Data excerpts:

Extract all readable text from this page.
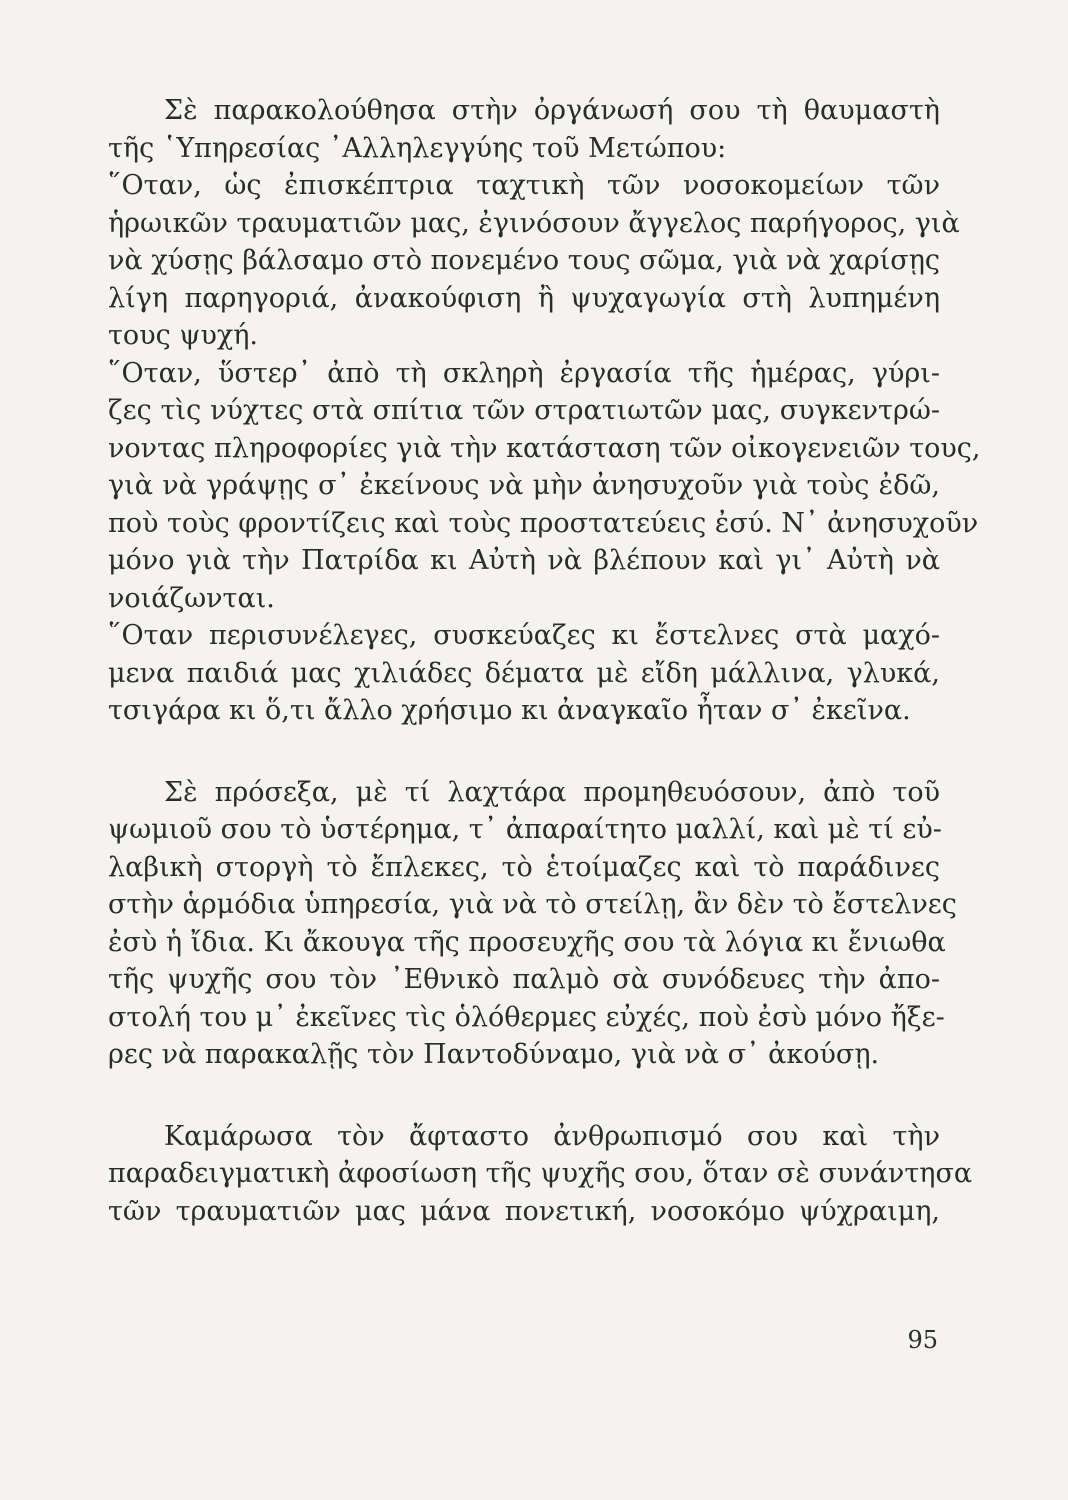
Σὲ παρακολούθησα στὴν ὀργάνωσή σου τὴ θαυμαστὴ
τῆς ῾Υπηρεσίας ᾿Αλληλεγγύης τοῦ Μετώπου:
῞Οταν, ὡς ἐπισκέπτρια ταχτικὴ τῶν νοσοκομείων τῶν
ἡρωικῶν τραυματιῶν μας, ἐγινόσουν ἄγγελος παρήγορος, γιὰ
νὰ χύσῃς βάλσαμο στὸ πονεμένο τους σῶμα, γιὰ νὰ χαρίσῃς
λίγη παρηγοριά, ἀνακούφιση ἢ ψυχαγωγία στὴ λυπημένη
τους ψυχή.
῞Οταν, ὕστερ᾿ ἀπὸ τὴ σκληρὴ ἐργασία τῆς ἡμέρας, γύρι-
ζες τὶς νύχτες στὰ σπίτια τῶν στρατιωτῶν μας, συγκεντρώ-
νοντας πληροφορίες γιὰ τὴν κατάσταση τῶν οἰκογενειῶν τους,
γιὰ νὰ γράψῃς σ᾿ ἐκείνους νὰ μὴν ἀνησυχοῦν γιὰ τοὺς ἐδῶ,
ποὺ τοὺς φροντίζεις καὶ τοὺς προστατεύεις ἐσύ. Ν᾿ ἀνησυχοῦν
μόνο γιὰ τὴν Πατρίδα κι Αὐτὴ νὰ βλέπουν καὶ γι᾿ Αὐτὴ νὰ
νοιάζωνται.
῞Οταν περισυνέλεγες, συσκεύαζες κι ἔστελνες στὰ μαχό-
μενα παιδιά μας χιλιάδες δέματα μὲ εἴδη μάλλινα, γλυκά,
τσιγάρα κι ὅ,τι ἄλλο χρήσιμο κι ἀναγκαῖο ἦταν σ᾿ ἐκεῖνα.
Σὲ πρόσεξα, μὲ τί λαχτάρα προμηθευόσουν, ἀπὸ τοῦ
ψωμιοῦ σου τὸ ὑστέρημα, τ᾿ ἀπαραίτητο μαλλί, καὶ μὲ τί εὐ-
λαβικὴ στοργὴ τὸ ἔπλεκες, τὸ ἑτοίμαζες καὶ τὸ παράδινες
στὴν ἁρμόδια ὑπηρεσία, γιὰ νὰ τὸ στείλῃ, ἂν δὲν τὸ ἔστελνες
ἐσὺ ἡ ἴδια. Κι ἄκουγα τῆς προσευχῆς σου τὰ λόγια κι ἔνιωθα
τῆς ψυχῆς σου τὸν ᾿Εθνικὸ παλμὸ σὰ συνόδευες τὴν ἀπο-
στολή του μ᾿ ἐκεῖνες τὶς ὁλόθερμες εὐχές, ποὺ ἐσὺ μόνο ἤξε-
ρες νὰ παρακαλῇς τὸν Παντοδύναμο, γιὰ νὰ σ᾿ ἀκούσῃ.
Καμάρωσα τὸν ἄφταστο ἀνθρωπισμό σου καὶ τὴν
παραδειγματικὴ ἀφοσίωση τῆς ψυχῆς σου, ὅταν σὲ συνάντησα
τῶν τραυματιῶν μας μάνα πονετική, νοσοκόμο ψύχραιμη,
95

---

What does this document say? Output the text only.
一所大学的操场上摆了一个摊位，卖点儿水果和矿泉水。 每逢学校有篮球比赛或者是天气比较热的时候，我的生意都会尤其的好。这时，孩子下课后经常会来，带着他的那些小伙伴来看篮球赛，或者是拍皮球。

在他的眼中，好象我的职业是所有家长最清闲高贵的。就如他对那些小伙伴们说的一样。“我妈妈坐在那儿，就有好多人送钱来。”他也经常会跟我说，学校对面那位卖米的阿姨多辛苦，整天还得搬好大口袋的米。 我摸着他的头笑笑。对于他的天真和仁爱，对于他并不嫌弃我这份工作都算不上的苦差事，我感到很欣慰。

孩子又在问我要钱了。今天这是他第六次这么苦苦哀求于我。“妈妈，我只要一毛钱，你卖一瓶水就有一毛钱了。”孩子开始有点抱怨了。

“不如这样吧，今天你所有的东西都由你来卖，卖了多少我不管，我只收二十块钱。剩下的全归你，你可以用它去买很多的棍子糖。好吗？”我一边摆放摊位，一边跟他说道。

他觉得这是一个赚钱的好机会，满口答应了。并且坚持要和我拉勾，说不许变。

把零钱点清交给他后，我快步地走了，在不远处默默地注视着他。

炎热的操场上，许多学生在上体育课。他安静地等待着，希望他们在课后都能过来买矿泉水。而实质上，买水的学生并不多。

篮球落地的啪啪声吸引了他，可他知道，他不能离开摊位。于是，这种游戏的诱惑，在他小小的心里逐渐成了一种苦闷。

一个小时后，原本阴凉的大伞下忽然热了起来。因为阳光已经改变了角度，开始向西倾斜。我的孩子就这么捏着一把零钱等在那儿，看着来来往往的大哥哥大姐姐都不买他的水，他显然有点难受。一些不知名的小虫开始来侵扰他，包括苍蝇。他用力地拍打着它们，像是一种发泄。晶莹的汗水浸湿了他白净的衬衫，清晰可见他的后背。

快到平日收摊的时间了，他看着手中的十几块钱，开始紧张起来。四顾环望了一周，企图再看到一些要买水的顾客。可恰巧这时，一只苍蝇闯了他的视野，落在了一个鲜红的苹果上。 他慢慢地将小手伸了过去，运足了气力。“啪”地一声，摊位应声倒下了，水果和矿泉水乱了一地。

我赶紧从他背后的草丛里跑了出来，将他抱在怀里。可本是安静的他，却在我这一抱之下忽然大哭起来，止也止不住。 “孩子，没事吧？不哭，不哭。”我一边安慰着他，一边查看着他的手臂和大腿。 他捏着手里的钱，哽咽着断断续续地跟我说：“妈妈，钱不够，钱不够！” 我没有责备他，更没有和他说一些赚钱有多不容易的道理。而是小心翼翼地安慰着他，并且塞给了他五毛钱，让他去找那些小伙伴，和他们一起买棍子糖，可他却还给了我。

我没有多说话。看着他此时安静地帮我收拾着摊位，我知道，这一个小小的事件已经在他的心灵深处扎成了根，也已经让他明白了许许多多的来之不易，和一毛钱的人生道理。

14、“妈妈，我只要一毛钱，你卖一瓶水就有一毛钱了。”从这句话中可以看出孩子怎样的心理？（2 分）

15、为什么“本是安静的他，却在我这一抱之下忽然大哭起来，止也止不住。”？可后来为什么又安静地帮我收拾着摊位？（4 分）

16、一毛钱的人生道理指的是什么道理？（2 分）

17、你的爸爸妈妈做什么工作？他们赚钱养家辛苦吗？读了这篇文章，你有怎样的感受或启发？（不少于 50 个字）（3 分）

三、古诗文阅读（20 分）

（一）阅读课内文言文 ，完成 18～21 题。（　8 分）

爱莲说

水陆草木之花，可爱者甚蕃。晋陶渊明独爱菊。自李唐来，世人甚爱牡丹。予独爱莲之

* * *

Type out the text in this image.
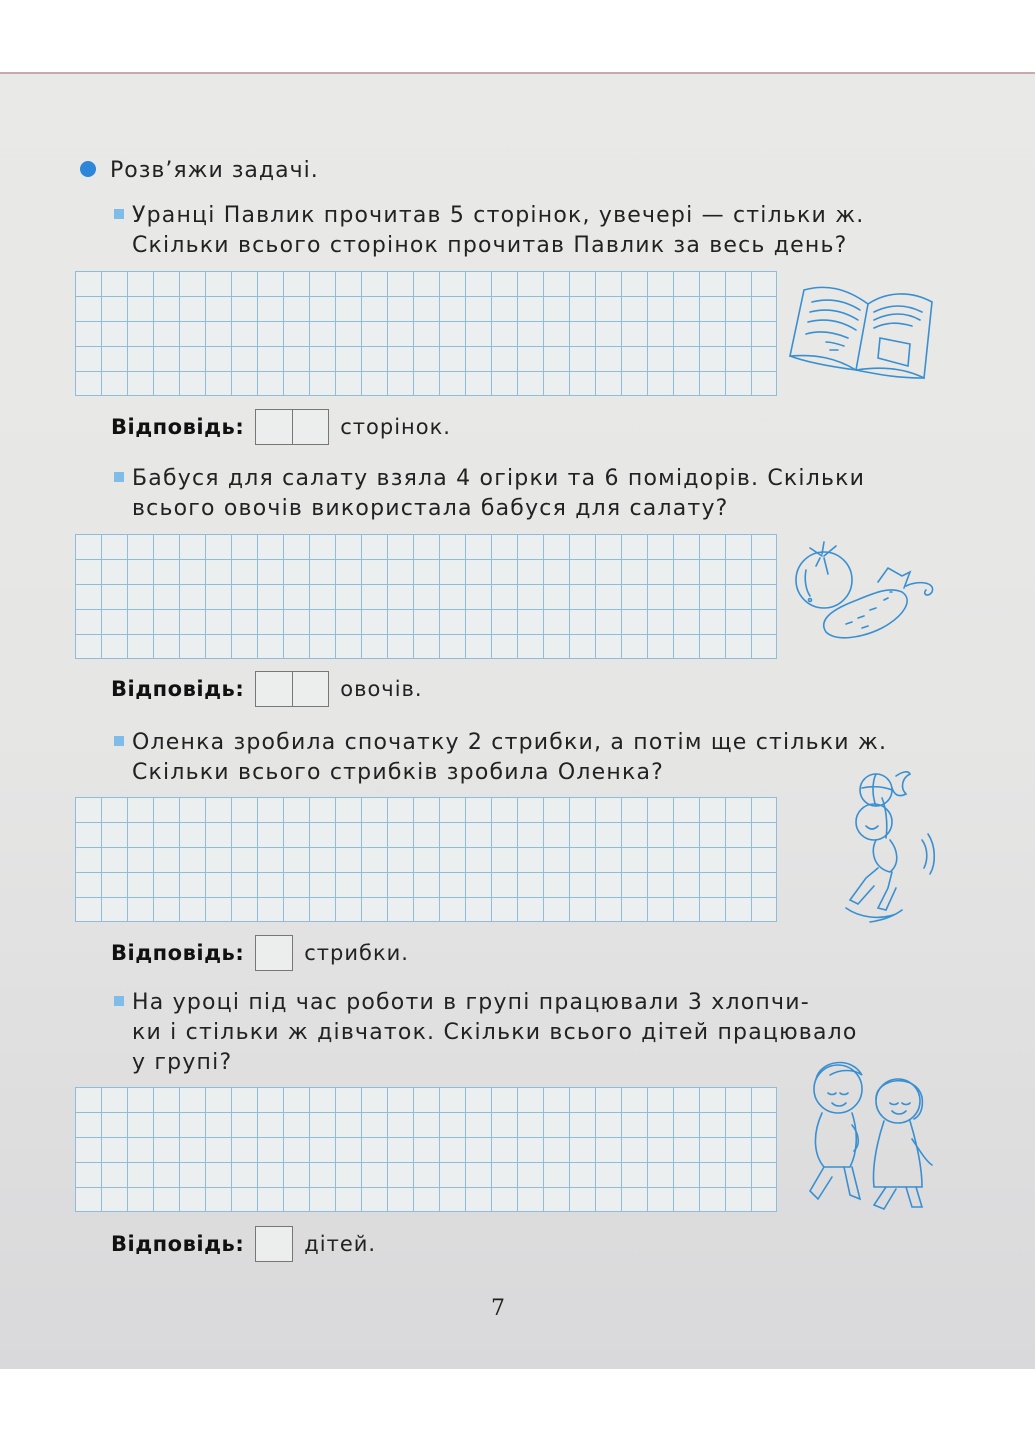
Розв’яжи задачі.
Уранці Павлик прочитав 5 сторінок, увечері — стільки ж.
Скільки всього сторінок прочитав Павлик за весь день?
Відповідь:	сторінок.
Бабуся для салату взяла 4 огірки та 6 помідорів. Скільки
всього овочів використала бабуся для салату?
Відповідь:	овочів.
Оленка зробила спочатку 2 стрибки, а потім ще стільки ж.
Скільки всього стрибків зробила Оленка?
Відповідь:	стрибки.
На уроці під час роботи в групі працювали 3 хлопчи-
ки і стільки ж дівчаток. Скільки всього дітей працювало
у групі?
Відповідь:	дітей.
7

Stated exercise: Identify the lines of the entries containing the string "你卖一瓶水就有一毛钱了". Copy each such line.

Solution to the problem:
孩子又在问我要钱了。今天这是他第六次这么苦苦哀求于我。“妈妈，我只要一毛钱，你卖一瓶水就有一毛钱了。”孩子开始有点抱怨了。
14、“妈妈，我只要一毛钱，你卖一瓶水就有一毛钱了。”从这句话中可以看出孩子怎样的心理？（2 分）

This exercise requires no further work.